Rilevava ancora il ricorrente come la ripresa video acquisita agli atti non fosse idonea a fondare la responsabilità dell’imputato, atteso che dalla visione della stessa non era possibile individuare né la presenza di un portafogli né alcun prelevamento da parte dell’imputato, come attestato dalla consulenza video fotografica prodotta dalla difesa.
CONSIDERATO IN DIRITTO
Il ricorso, proposto sulla base di censure manifestamente infondate ovvero generiche o non consentite, deve essere dichiarato inammissibile con ogni conseguenza di legge.
Preliminarmente, si precisa che ci si trova al cospetto della conferma nei medesimi termini della sentenza pronunciata in primo grado, cioè ad una c.d. “doppia conforme”. Tale costruzione postula che il vizio di motivazione deducibile e censurabile in sede di legittimità sia soltanto quello che, a presidio del devolutum, discende dalla pretermissione dell’esame di temi probatori decisivi, ritualmente indicati come motivi di appello e trascurati in quella sede (Sez. 5, n. 1927 del 20/12/2017, dep. 2018, COGNOME e altri, Rv. 272324; Sez. 2, n. 10758 del 29/01/2015, Giugliano, Rv. 263129; Sez. 5, n. 2916 del 13/12/2013, dep. 2014, Dall’Agnola, Rv. 257967); o anche manifestamente travisati in entrambi i gradi di giudizio (Sez. 2, n. 5336 del 09/01/2018, Rv. 272018).

* Esercizio a *
Estrai dai record, senza alcuna modifica, le righe comprese tra quella che contiene "staticText: 10:32 xyxy=(48,394,111,428)" e quella che contiene "staticText: Maps xyxy=(25,561,72,585)", entrambe incluse.
Il testo e i record hanno origini diverse.

* Dati raccolti *
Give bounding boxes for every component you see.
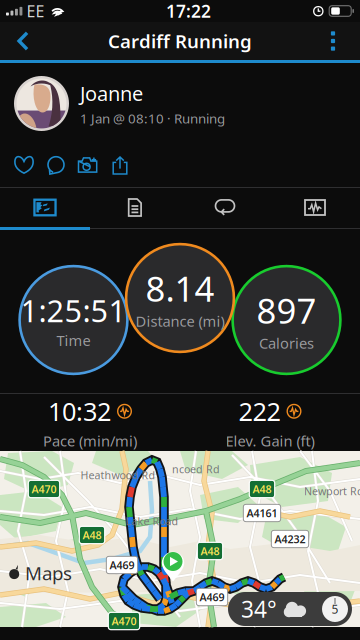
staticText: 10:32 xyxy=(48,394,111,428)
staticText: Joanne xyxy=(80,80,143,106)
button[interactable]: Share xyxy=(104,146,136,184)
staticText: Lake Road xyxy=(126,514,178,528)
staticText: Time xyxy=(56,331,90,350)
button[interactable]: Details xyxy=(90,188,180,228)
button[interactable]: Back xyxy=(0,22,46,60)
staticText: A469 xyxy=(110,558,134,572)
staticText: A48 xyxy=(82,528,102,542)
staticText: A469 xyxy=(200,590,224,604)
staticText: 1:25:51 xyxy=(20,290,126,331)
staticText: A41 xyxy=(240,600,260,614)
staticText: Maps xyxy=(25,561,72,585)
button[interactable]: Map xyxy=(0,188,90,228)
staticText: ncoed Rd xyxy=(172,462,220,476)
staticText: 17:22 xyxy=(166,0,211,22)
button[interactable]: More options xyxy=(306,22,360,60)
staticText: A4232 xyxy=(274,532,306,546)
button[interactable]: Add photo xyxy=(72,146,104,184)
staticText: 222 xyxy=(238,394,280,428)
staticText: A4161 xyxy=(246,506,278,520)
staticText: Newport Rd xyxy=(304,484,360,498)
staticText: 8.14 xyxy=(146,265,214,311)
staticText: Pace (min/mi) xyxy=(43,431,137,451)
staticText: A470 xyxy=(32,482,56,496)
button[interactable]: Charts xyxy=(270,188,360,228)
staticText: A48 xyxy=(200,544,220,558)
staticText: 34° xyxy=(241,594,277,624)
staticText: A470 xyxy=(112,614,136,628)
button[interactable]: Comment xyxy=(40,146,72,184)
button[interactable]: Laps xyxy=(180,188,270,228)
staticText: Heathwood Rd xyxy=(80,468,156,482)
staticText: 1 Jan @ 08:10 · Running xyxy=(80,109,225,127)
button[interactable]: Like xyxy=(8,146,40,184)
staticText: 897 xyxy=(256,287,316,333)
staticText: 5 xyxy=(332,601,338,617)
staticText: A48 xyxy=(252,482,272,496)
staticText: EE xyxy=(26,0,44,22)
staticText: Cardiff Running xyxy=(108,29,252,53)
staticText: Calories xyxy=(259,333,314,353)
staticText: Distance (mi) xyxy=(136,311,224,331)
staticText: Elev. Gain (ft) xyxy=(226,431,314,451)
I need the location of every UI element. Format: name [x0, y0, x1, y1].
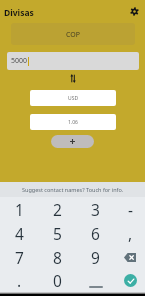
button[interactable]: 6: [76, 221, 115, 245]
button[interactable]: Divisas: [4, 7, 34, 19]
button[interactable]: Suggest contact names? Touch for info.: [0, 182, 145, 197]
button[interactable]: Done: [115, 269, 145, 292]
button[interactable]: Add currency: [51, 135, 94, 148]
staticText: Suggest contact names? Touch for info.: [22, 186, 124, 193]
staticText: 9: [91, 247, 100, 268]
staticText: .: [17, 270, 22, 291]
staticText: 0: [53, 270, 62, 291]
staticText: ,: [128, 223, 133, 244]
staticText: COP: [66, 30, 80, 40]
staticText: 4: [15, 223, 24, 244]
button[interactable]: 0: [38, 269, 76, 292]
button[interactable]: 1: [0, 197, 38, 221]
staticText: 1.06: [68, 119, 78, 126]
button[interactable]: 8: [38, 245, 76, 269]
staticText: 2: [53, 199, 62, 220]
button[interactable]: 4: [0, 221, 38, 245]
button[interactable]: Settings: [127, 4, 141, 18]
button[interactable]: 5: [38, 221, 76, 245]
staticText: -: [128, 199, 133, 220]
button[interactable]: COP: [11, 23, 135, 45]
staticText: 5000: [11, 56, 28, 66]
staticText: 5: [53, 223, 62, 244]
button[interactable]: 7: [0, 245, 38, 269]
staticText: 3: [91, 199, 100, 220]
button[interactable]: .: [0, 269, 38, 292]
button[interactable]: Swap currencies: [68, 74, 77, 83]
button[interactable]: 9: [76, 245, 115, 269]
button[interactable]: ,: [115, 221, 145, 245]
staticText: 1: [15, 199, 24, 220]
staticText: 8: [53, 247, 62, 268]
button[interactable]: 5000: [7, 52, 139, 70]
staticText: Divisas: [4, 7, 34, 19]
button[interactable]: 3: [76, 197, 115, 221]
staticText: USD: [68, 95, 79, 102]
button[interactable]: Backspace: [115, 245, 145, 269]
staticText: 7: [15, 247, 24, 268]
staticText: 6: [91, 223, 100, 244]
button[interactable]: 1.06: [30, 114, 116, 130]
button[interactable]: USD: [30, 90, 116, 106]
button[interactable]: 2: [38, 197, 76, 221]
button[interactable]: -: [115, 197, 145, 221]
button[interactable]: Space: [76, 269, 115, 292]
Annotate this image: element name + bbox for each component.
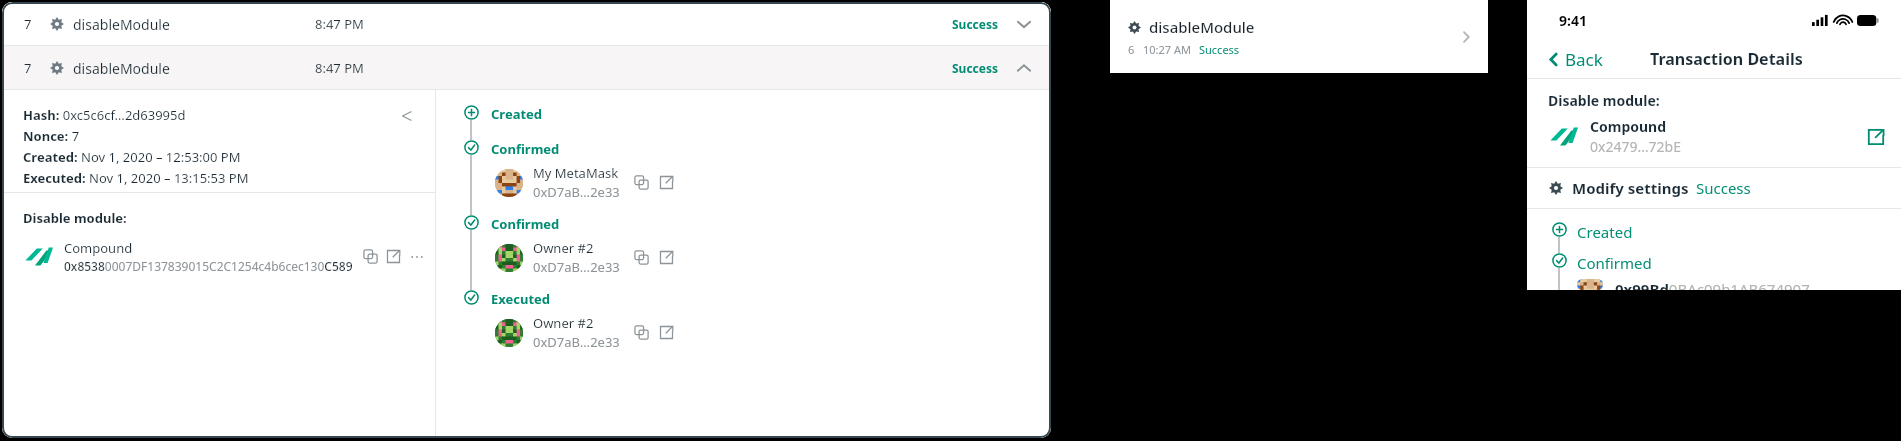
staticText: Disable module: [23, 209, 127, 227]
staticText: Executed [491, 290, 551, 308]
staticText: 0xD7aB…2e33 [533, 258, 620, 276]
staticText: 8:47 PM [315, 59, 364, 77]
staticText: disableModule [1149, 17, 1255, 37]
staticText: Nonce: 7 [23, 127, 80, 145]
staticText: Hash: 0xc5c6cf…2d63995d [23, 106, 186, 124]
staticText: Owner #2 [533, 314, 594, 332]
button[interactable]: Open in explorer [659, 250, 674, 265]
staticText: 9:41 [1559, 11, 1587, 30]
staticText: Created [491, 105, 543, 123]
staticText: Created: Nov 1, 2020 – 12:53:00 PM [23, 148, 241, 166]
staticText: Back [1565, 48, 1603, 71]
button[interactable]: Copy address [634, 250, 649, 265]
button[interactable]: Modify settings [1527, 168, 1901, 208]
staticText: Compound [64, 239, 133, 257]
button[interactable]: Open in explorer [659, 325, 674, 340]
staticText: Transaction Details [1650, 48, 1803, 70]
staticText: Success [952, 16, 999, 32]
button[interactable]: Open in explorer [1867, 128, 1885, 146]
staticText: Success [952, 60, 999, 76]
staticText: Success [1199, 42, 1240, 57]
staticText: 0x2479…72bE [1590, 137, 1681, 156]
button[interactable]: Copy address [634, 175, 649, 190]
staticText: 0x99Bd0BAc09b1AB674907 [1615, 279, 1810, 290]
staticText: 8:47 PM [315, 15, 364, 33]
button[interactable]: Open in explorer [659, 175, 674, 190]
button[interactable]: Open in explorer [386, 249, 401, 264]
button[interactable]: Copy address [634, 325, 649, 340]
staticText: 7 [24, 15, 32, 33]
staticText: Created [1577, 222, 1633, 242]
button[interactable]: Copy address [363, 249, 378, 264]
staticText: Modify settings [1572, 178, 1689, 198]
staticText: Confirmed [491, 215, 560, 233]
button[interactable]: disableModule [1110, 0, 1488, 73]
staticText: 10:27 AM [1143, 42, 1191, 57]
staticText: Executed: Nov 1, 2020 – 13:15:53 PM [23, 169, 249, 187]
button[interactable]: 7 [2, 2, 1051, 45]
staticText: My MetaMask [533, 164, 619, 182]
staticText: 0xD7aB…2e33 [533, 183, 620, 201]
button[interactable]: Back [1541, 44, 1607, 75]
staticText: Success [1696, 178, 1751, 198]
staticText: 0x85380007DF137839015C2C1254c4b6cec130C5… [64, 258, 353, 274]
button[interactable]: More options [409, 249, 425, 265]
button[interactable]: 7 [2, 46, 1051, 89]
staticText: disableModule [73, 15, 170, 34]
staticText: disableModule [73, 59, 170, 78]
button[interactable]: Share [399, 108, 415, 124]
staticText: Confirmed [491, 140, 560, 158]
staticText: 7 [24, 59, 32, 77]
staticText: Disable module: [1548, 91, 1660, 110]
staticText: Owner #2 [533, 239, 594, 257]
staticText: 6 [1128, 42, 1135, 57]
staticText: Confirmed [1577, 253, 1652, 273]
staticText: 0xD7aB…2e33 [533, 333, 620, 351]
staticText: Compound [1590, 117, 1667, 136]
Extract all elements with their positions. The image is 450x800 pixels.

* Esercizio b *
Copia parola per parola l'intero estratto sul ricorso dichiarato inammissibile.

* Risposta completa a *
staticText: 10:32 xyxy=(48,394,111,428)
staticText: Joanne xyxy=(80,80,143,106)
button[interactable]: Share xyxy=(104,146,136,184)
staticText: Lake Road xyxy=(126,514,178,528)
staticText: Time xyxy=(56,331,90,350)
button[interactable]: Details xyxy=(90,188,180,228)
button[interactable]: Back xyxy=(0,22,46,60)
staticText: A469 xyxy=(110,558,134,572)
staticText: A48 xyxy=(82,528,102,542)
staticText: A469 xyxy=(200,590,224,604)
staticText: 1:25:51 xyxy=(20,290,126,331)
staticText: A41 xyxy=(240,600,260,614)
staticText: Maps xyxy=(25,561,72,585)

* Risposta completa b *
Rilevava ancora il ricorrente come la ripresa video acquisita agli atti non fosse idonea a fondare la responsabilità dell’imputato, atteso che dalla visione della stessa non era possibile individuare né la presenza di un portafogli né alcun prelevamento da parte dell’imputato, come attestato dalla consulenza video fotografica prodotta dalla difesa.
CONSIDERATO IN DIRITTO
Il ricorso, proposto sulla base di censure manifestamente infondate ovvero generiche o non consentite, deve essere dichiarato inammissibile con ogni conseguenza di legge.
Preliminarmente, si precisa che ci si trova al cospetto della conferma nei medesimi termini della sentenza pronunciata in primo grado, cioè ad una c.d. “doppia conforme”. Tale costruzione postula che il vizio di motivazione deducibile e censurabile in sede di legittimità sia soltanto quello che, a presidio del devolutum, discende dalla pretermissione dell’esame di temi probatori decisivi, ritualmente indicati come motivi di appello e trascurati in quella sede (Sez. 5, n. 1927 del 20/12/2017, dep. 2018, COGNOME e altri, Rv. 272324; Sez. 2, n. 10758 del 29/01/2015, Giugliano, Rv. 263129; Sez. 5, n. 2916 del 13/12/2013, dep. 2014, Dall’Agnola, Rv. 257967); o anche manifestamente travisati in entrambi i gradi di giudizio (Sez. 2, n. 5336 del 09/01/2018, Rv. 272018).